WHAT THE TASK REQUIRES:
Read the listing and extract each line that includes the word "说到做到".

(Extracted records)
+ + + + +

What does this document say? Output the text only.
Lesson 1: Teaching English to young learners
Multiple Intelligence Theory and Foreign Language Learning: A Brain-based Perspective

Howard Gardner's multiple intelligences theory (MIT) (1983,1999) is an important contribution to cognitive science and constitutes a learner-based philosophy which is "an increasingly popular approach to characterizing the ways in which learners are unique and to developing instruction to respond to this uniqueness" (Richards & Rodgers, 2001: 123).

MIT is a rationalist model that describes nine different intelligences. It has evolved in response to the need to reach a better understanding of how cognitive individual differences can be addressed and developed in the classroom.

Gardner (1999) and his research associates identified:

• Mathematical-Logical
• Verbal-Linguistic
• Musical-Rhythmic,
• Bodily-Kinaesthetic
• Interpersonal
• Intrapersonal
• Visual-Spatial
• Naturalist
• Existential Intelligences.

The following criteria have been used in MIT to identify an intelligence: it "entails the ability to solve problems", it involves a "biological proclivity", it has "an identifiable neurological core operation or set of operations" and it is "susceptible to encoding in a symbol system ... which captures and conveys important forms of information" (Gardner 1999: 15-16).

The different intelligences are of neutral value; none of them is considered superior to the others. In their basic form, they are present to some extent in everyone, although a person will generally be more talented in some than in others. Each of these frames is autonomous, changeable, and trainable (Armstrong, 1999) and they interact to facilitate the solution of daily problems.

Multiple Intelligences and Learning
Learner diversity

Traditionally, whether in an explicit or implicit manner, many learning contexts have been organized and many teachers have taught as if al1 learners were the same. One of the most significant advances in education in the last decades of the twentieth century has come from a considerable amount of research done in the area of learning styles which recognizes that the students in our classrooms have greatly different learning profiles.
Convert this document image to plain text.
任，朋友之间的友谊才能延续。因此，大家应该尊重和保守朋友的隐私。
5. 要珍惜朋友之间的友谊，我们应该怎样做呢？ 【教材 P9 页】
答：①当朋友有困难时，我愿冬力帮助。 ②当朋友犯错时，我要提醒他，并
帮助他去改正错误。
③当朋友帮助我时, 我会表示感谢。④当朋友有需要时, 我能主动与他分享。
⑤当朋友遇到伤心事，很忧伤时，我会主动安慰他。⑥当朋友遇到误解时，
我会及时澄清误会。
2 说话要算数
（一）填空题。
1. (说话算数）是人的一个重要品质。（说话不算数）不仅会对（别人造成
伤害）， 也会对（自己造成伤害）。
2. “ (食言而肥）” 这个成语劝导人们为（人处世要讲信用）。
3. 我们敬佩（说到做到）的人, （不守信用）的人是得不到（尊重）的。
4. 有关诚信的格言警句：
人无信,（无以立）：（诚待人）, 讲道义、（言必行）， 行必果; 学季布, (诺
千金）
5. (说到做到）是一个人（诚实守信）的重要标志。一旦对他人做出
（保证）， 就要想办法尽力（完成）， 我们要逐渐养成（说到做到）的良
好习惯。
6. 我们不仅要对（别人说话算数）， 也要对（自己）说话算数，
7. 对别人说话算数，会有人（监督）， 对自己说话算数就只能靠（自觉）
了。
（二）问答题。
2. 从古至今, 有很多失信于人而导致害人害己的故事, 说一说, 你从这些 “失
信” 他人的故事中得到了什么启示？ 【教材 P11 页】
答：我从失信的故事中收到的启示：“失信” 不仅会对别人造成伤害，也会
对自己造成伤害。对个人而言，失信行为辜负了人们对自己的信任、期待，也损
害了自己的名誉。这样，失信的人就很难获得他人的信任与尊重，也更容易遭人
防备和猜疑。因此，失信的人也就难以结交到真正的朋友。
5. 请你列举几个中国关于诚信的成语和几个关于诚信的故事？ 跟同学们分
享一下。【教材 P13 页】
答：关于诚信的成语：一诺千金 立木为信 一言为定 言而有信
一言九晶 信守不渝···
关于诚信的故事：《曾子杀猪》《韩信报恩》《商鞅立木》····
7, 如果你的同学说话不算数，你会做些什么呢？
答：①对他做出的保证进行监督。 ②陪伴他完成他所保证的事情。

+ + + + +

EXERCISE ANSWER:
3. 我们敬佩（说到做到）的人, （不守信用）的人是得不到（尊重）的。
5. (说到做到）是一个人（诚实守信）的重要标志。一旦对他人做出
（保证）， 就要想办法尽力（完成）， 我们要逐渐养成（说到做到）的良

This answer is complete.